WHAT THE EXERCISE ASKS: Each record must be reproduced exactly as it is shown.

INPUT FOR THIS TASK:

— start —

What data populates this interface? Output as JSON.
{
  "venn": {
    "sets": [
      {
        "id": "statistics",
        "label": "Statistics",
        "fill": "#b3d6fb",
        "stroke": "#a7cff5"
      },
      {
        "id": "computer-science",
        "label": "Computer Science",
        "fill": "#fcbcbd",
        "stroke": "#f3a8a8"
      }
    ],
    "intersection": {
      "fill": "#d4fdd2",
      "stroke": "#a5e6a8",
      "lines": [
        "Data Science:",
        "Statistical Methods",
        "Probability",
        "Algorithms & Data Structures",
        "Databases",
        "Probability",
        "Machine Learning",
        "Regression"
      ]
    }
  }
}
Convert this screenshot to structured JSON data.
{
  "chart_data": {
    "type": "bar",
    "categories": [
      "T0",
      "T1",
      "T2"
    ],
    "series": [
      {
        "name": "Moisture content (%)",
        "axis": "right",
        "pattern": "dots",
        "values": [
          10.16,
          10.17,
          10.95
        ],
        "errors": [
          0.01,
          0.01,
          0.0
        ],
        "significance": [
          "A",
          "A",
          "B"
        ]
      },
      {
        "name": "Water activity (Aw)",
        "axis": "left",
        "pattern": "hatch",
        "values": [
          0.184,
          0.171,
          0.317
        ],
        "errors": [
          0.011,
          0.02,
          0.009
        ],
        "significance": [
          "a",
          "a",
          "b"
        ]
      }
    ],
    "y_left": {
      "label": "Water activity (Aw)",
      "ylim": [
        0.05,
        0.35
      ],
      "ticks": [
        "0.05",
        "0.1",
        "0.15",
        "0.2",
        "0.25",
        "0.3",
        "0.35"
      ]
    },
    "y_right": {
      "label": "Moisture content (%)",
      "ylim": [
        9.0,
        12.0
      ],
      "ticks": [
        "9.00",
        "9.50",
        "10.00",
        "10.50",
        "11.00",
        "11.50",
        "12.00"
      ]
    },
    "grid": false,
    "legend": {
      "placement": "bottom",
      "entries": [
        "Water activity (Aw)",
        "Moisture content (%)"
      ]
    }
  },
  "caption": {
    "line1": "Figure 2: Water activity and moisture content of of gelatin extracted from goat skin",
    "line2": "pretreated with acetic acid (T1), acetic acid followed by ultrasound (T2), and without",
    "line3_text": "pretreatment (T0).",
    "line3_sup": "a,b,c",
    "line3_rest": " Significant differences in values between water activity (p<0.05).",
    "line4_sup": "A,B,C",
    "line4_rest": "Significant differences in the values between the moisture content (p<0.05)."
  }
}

— end —

RESPONSE TO THE EXERCISE:
What data populates this interface? Output as JSON.
{
  "venn": {
    "sets": [
      {
        "id": "statistics",
        "label": "Statistics",
        "fill": "#b3d6fb",
        "stroke": "#a7cff5"
      },
      {
        "id": "computer-science",
        "label": "Computer Science",
        "fill": "#fcbcbd",
        "stroke": "#f3a8a8"
      }
    ],
    "intersection": {
      "fill": "#d4fdd2",
      "stroke": "#a5e6a8",
      "lines": [
        "Data Science:",
        "Statistical Methods",
        "Probability",
        "Algorithms & Data Structures",
        "Databases",
        "Probability",
        "Machine Learning",
        "Regression"
      ]
    }
  }
}
Convert this screenshot to structured JSON data.
{
  "chart_data": {
    "type": "bar",
    "categories": [
      "T0",
      "T1",
      "T2"
    ],
    "series": [
      {
        "name": "Moisture content (%)",
        "axis": "right",
        "pattern": "dots",
        "values": [
          10.16,
          10.17,
          10.95
        ],
        "errors": [
          0.01,
          0.01,
          0.0
        ],
        "significance": [
          "A",
          "A",
          "B"
        ]
      },
      {
        "name": "Water activity (Aw)",
        "axis": "left",
        "pattern": "hatch",
        "values": [
          0.184,
          0.171,
          0.317
        ],
        "errors": [
          0.011,
          0.02,
          0.009
        ],
        "significance": [
          "a",
          "a",
          "b"
        ]
      }
    ],
    "y_left": {
      "label": "Water activity (Aw)",
      "ylim": [
        0.05,
        0.35
      ],
      "ticks": [
        "0.05",
        "0.1",
        "0.15",
        "0.2",
        "0.25",
        "0.3",
        "0.35"
      ]
    },
    "y_right": {
      "label": "Moisture content (%)",
      "ylim": [
        9.0,
        12.0
      ],
      "ticks": [
        "9.00",
        "9.50",
        "10.00",
        "10.50",
        "11.00",
        "11.50",
        "12.00"
      ]
    },
    "grid": false,
    "legend": {
      "placement": "bottom",
      "entries": [
        "Water activity (Aw)",
        "Moisture content (%)"
      ]
    }
  },
  "caption": {
    "line1": "Figure 2: Water activity and moisture content of of gelatin extracted from goat skin",
    "line2": "pretreated with acetic acid (T1), acetic acid followed by ultrasound (T2), and without",
    "line3_text": "pretreatment (T0).",
    "line3_sup": "a,b,c",
    "line3_rest": " Significant differences in values between water activity (p<0.05).",
    "line4_sup": "A,B,C",
    "line4_rest": "Significant differences in the values between the moisture content (p<0.05)."
  }
}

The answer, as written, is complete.